%%

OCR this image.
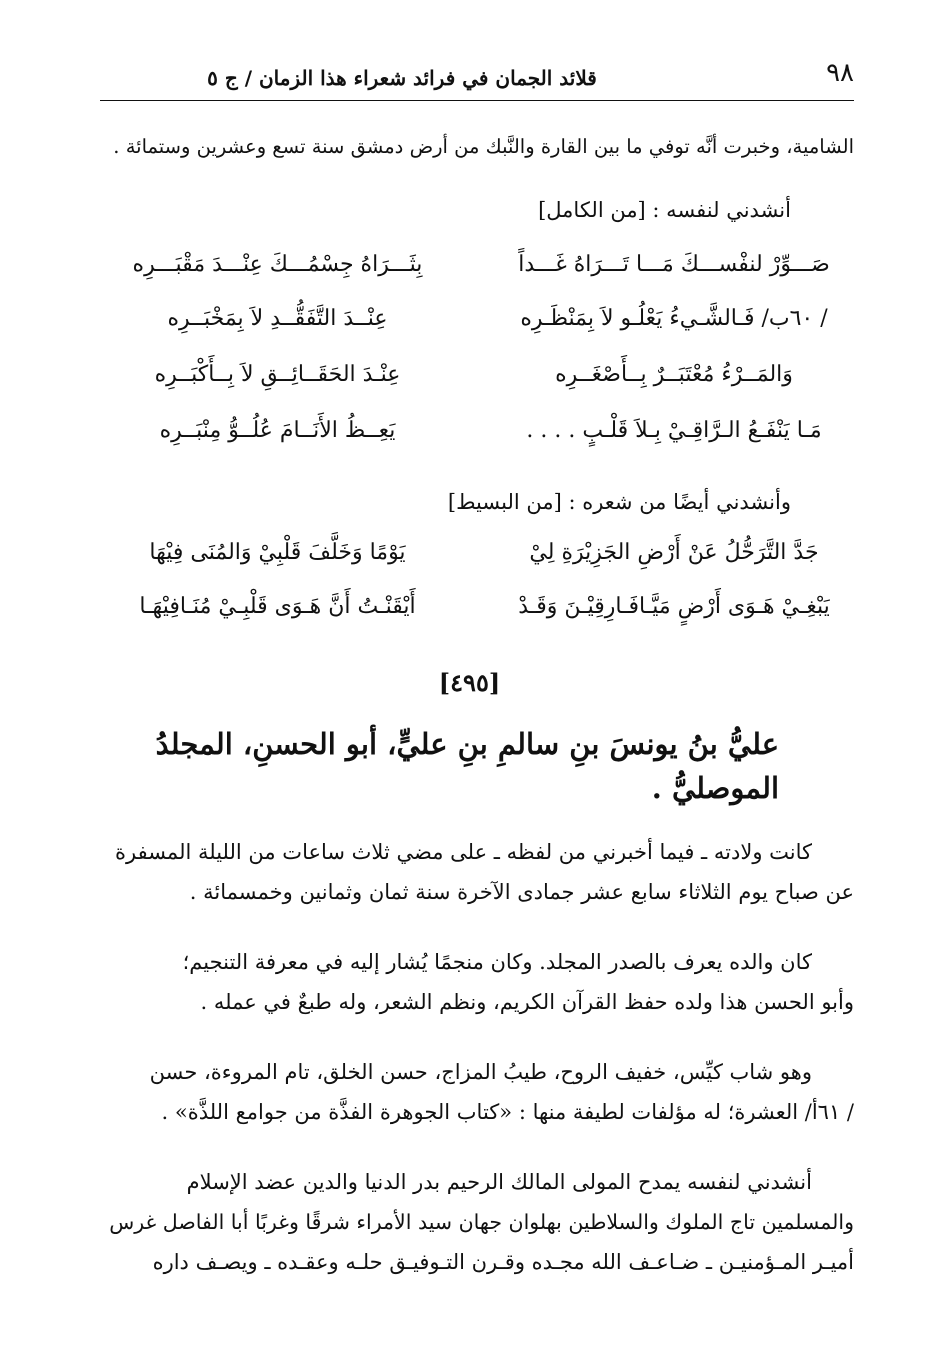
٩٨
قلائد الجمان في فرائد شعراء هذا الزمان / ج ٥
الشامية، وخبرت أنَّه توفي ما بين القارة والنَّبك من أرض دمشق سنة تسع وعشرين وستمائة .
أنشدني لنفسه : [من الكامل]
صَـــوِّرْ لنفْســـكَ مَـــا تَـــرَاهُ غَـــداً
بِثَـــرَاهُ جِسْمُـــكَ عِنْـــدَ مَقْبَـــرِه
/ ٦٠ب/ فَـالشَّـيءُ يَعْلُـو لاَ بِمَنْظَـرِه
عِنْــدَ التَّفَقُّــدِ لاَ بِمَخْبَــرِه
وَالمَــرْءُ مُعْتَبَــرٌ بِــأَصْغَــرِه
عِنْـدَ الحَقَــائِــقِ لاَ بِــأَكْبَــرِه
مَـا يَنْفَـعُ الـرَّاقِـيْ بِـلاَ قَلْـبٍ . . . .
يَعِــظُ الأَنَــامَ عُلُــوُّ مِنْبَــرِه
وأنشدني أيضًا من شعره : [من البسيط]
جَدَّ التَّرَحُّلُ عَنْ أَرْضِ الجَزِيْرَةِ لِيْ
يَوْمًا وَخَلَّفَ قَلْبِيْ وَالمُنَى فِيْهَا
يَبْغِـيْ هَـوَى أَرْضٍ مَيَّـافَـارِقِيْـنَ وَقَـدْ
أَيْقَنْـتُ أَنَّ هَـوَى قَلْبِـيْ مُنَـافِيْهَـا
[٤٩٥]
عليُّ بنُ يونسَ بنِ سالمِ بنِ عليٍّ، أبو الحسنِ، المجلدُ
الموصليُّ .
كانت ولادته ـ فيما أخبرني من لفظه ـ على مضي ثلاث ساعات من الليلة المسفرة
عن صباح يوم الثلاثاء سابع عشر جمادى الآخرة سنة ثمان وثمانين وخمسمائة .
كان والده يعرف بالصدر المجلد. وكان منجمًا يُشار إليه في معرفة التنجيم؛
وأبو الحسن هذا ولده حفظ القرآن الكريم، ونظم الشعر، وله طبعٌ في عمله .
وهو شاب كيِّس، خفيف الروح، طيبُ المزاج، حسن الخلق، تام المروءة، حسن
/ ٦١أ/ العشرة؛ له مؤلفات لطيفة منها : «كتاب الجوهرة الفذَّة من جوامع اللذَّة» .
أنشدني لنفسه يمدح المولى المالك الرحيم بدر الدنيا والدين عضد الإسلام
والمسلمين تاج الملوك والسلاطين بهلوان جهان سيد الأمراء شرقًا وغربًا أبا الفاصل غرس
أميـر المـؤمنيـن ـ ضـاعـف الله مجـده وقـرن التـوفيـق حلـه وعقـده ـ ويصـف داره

%%
%%

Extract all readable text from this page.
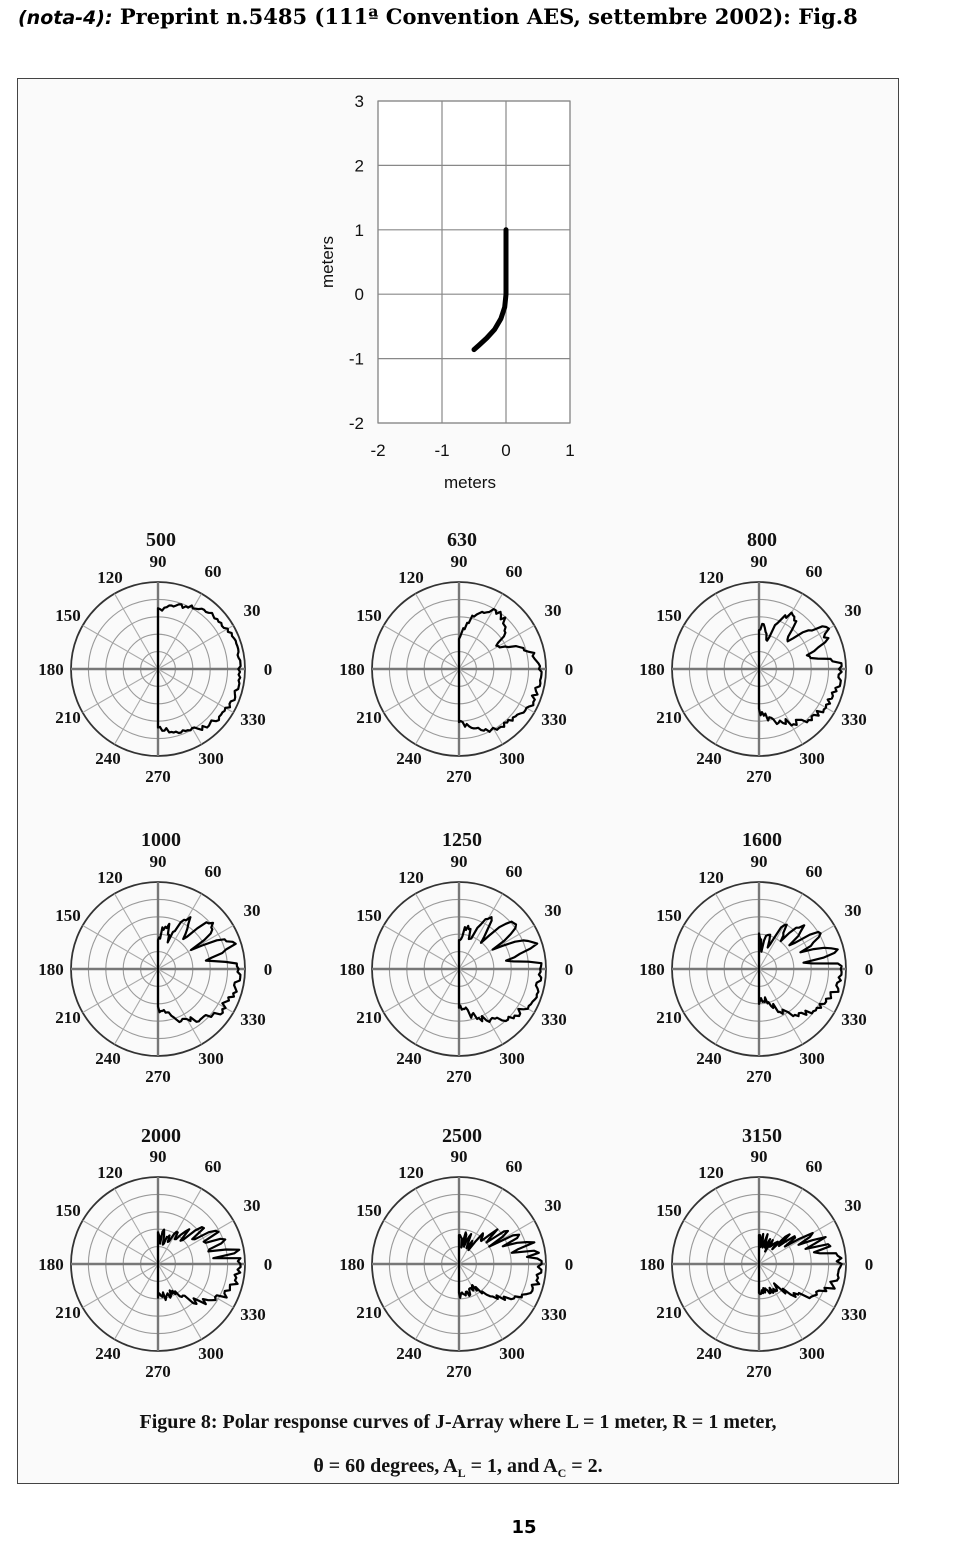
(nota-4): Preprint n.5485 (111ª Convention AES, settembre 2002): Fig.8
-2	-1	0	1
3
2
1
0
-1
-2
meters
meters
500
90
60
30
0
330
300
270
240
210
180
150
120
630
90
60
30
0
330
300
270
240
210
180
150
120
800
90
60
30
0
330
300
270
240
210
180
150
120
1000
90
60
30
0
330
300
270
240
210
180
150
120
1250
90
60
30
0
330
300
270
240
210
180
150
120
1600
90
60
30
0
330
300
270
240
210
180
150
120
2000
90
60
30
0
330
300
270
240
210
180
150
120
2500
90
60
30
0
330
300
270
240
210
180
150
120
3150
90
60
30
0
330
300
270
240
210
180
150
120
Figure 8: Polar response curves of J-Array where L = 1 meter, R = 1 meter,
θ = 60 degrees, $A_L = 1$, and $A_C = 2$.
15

%%

= Your objective =
Copy out all lines above that include the string "ـــر".

= Right answer =
صَـــوِّرْ لنفْســـكَ مَـــا تَـــرَاهُ غَـــداً
بِثَـــرَاهُ جِسْمُـــكَ عِنْـــدَ مَقْبَـــرِه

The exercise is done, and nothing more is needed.